───── 読む文章 ─────
画面の中のこと
ネットの中に、世界のすべてがあると思わないほうがいい。
それは、つい口から出てしまった、もしかしたら失礼に値するかもしれない言葉だった。
ネットの中にあるもの、とは、情報であり、言語であり、誰かが切り取った断片であり、膨大な果てしなく大きな世界の中の小さな欠片の集合体。
多方面的な見方の情報であっても、それは想定の範囲内の”多方面的”でしかなく、少なからず作成者の意図が入っている。
誰かの作ったもの、は、誰かの主観や、一般的な理論や、”誰かにとっての何か”だ。
それが役に立たないとか、役に立つとか、そういうことではなく。 それは、”自分にとっての何か”ではない。
ネットの中に、いろんな場所のクチコミが載っているとする。それは、それを体感した人から見えた景色であって、自分が見た景色ではない。だとしたら、そのクチコミは”自分の世界”の中では、実存していると言えるのか。むしろ、虚像であるとも言えるのではないか。
インターネットの情報は、とっても参考になる。だけれど、そこに世界のすべてが載っているわけではないし、”誰かの感想”は誰かの感想として、それはそれとして受け取ればいい。
───── 渡されたデータ ─────
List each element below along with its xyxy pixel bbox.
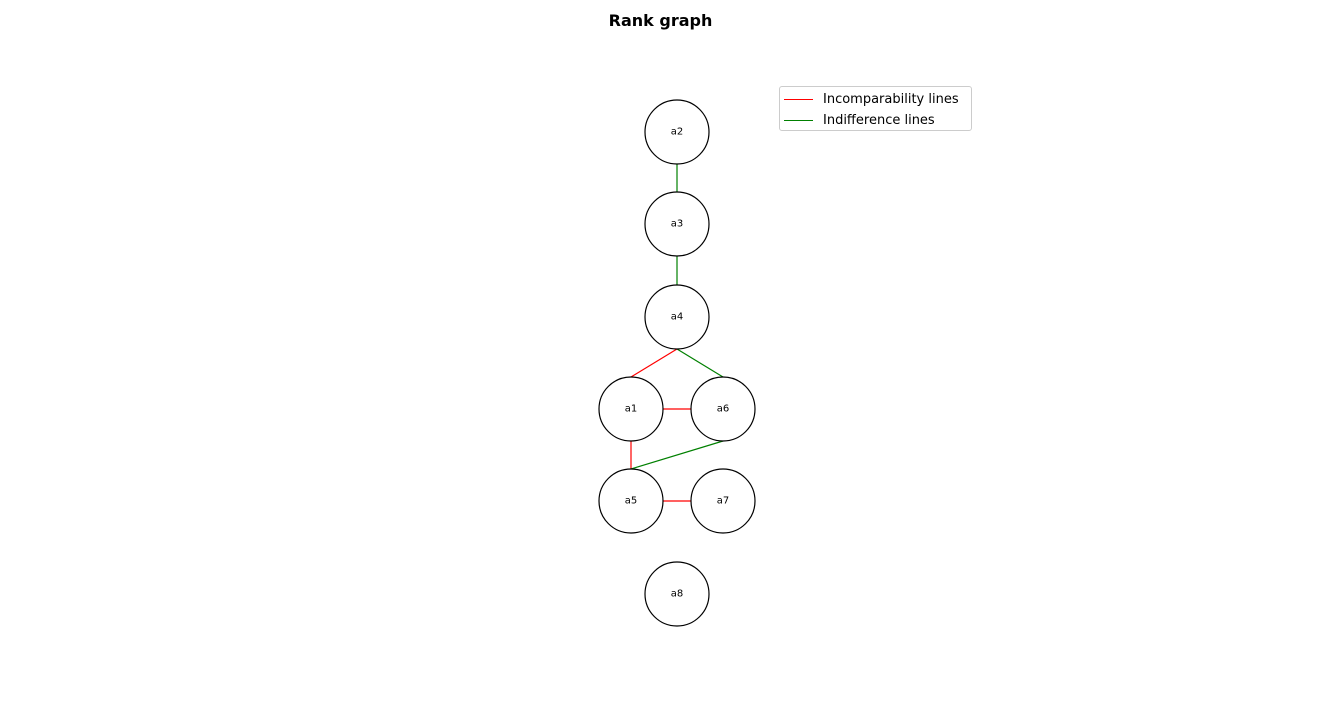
─────
**やること:**
ネットの情報についての文章を、最後の文のあとから引き継いで書き進めてください。 このデータはここでは使いません。

**答え:**
自分には”不可解なこと”であったとしても、それは別の見方をしたらとっても理にかなっていることかもしれず、自分の見方など70億分の1でしかない。
”不可解なこと”を自分の中の常識だけで理解しようとしても、きっと理解はできない。
自分にとっては”わからない”けれど、あなたにとってはそうなのですね。そう言われることは、決め打ちでわかったふりをされるより、よっぽどいい。
”自分にとってはわからないけれど、あなたにとってはそうなのですね。”というスタンスは、傾聴のスタンスとちょっと似ている。それは、同じ方向からただ一緒に眺めることであり、そこに規範のルールや道徳を当てはめないことであり、相手を信頼したうえで、相手の言葉も自分の言葉も信用しないことかもしれない。
言語化された言葉を信用するのではなく、言語化されなかったものを共有することかもしれない。
他人のことが100%わかることなどない。100%わかった、と思った時点で100%わかってなどいない。
だけど、だからこそ大切にできるのかもしれない。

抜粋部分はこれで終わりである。